(Dataset items)
= = = =

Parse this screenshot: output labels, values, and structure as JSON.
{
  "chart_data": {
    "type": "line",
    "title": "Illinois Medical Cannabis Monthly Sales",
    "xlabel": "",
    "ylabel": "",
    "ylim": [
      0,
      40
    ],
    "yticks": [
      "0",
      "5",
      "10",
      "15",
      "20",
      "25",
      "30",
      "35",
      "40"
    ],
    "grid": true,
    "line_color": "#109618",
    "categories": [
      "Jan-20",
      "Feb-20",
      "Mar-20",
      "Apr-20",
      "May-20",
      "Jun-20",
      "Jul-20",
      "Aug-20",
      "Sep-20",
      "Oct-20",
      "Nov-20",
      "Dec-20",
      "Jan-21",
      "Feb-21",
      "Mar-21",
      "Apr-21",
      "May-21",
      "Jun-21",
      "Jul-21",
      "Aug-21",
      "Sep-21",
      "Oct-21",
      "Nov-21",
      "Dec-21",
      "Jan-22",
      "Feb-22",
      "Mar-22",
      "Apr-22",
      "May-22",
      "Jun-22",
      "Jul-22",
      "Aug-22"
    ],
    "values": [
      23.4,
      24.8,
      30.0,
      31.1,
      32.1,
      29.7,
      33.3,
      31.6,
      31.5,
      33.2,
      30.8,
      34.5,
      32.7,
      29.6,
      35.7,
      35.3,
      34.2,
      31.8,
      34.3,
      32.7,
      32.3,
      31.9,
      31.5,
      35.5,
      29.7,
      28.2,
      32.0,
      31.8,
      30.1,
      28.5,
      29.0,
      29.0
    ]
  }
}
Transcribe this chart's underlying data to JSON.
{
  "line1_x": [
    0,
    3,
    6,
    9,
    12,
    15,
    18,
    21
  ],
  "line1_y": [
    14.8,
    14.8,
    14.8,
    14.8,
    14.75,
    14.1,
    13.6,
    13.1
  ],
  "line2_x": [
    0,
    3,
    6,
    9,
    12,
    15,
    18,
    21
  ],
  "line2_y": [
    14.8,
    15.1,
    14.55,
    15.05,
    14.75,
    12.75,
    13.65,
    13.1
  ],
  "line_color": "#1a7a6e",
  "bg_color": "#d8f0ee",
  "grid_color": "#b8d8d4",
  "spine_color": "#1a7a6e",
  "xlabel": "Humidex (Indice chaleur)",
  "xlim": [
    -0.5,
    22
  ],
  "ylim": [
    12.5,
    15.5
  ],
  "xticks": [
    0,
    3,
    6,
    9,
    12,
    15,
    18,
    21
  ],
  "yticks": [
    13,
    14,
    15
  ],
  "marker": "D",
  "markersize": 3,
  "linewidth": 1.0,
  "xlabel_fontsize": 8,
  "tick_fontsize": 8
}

= = = =

* Your instructions *
Provide solely the number of lines in the data that include the word "values".

* Solution *
2